__Exercise__:
The task calls for every line of the data to be retyped exactly.

┌──

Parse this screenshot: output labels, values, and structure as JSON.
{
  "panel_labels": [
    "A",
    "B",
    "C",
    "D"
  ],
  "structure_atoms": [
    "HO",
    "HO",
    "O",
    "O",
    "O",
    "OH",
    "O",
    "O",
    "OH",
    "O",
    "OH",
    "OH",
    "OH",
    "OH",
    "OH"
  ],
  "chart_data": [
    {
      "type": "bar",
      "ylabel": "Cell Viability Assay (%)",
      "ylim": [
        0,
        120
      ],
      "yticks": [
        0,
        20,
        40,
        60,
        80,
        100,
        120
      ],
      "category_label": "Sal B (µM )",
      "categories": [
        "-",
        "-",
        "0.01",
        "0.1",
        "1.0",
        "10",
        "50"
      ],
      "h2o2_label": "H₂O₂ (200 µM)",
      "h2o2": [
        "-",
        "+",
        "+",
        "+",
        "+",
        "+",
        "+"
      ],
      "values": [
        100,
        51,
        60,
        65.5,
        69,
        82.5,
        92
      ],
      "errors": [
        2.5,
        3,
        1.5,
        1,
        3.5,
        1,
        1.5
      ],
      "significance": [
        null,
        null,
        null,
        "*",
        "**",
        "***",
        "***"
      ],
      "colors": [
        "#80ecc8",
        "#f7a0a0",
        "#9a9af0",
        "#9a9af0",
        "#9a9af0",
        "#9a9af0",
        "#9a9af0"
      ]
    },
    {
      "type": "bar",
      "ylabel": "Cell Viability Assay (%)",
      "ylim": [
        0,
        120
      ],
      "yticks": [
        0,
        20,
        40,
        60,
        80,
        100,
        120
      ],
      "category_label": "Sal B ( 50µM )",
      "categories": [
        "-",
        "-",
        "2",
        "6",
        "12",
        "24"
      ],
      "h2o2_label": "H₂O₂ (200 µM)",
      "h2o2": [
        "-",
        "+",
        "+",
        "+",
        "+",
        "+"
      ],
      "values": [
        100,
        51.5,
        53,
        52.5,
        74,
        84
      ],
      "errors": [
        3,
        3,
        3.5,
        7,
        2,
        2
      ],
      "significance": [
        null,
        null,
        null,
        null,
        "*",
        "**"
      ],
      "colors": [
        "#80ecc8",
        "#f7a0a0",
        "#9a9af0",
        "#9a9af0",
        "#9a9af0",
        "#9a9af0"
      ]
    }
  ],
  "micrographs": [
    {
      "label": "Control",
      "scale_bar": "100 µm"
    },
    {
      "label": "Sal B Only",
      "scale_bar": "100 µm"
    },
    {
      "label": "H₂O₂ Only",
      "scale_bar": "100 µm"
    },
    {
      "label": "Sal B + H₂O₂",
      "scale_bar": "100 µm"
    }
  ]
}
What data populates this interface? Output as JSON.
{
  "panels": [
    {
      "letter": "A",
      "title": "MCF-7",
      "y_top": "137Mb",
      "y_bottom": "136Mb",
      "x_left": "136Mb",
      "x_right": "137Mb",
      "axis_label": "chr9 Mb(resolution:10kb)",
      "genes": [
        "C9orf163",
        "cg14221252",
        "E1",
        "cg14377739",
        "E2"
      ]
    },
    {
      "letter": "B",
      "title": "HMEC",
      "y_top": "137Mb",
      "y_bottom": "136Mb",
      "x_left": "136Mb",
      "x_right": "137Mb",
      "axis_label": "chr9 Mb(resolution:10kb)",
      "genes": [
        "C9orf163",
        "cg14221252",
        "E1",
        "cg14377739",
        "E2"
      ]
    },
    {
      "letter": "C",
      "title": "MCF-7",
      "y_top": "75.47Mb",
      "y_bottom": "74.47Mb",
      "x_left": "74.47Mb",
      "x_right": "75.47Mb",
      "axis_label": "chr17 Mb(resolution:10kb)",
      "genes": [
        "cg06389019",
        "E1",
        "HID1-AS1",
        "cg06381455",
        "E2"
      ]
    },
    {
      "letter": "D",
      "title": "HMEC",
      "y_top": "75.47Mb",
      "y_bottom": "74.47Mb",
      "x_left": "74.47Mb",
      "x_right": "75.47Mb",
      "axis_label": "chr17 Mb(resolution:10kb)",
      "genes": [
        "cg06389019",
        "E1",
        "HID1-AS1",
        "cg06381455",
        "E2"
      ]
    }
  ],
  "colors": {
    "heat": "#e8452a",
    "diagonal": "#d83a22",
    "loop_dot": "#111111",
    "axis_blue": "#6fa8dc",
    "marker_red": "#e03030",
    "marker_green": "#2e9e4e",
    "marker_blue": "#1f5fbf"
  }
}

└──

__Written reply__:
Parse this screenshot: output labels, values, and structure as JSON.
{
  "panel_labels": [
    "A",
    "B",
    "C",
    "D"
  ],
  "structure_atoms": [
    "HO",
    "HO",
    "O",
    "O",
    "O",
    "OH",
    "O",
    "O",
    "OH",
    "O",
    "OH",
    "OH",
    "OH",
    "OH",
    "OH"
  ],
  "chart_data": [
    {
      "type": "bar",
      "ylabel": "Cell Viability Assay (%)",
      "ylim": [
        0,
        120
      ],
      "yticks": [
        0,
        20,
        40,
        60,
        80,
        100,
        120
      ],
      "category_label": "Sal B (µM )",
      "categories": [
        "-",
        "-",
        "0.01",
        "0.1",
        "1.0",
        "10",
        "50"
      ],
      "h2o2_label": "H₂O₂ (200 µM)",
      "h2o2": [
        "-",
        "+",
        "+",
        "+",
        "+",
        "+",
        "+"
      ],
      "values": [
        100,
        51,
        60,
        65.5,
        69,
        82.5,
        92
      ],
      "errors": [
        2.5,
        3,
        1.5,
        1,
        3.5,
        1,
        1.5
      ],
      "significance": [
        null,
        null,
        null,
        "*",
        "**",
        "***",
        "***"
      ],
      "colors": [
        "#80ecc8",
        "#f7a0a0",
        "#9a9af0",
        "#9a9af0",
        "#9a9af0",
        "#9a9af0",
        "#9a9af0"
      ]
    },
    {
      "type": "bar",
      "ylabel": "Cell Viability Assay (%)",
      "ylim": [
        0,
        120
      ],
      "yticks": [
        0,
        20,
        40,
        60,
        80,
        100,
        120
      ],
      "category_label": "Sal B ( 50µM )",
      "categories": [
        "-",
        "-",
        "2",
        "6",
        "12",
        "24"
      ],
      "h2o2_label": "H₂O₂ (200 µM)",
      "h2o2": [
        "-",
        "+",
        "+",
        "+",
        "+",
        "+"
      ],
      "values": [
        100,
        51.5,
        53,
        52.5,
        74,
        84
      ],
      "errors": [
        3,
        3,
        3.5,
        7,
        2,
        2
      ],
      "significance": [
        null,
        null,
        null,
        null,
        "*",
        "**"
      ],
      "colors": [
        "#80ecc8",
        "#f7a0a0",
        "#9a9af0",
        "#9a9af0",
        "#9a9af0",
        "#9a9af0"
      ]
    }
  ],
  "micrographs": [
    {
      "label": "Control",
      "scale_bar": "100 µm"
    },
    {
      "label": "Sal B Only",
      "scale_bar": "100 µm"
    },
    {
      "label": "H₂O₂ Only",
      "scale_bar": "100 µm"
    },
    {
      "label": "Sal B + H₂O₂",
      "scale_bar": "100 µm"
    }
  ]
}
What data populates this interface? Output as JSON.
{
  "panels": [
    {
      "letter": "A",
      "title": "MCF-7",
      "y_top": "137Mb",
      "y_bottom": "136Mb",
      "x_left": "136Mb",
      "x_right": "137Mb",
      "axis_label": "chr9 Mb(resolution:10kb)",
      "genes": [
        "C9orf163",
        "cg14221252",
        "E1",
        "cg14377739",
        "E2"
      ]
    },
    {
      "letter": "B",
      "title": "HMEC",
      "y_top": "137Mb",
      "y_bottom": "136Mb",
      "x_left": "136Mb",
      "x_right": "137Mb",
      "axis_label": "chr9 Mb(resolution:10kb)",
      "genes": [
        "C9orf163",
        "cg14221252",
        "E1",
        "cg14377739",
        "E2"
      ]
    },
    {
      "letter": "C",
      "title": "MCF-7",
      "y_top": "75.47Mb",
      "y_bottom": "74.47Mb",
      "x_left": "74.47Mb",
      "x_right": "75.47Mb",
      "axis_label": "chr17 Mb(resolution:10kb)",
      "genes": [
        "cg06389019",
        "E1",
        "HID1-AS1",
        "cg06381455",
        "E2"
      ]
    },
    {
      "letter": "D",
      "title": "HMEC",
      "y_top": "75.47Mb",
      "y_bottom": "74.47Mb",
      "x_left": "74.47Mb",
      "x_right": "75.47Mb",
      "axis_label": "chr17 Mb(resolution:10kb)",
      "genes": [
        "cg06389019",
        "E1",
        "HID1-AS1",
        "cg06381455",
        "E2"
      ]
    }
  ],
  "colors": {
    "heat": "#e8452a",
    "diagonal": "#d83a22",
    "loop_dot": "#111111",
    "axis_blue": "#6fa8dc",
    "marker_red": "#e03030",
    "marker_green": "#2e9e4e",
    "marker_blue": "#1f5fbf"
  }
}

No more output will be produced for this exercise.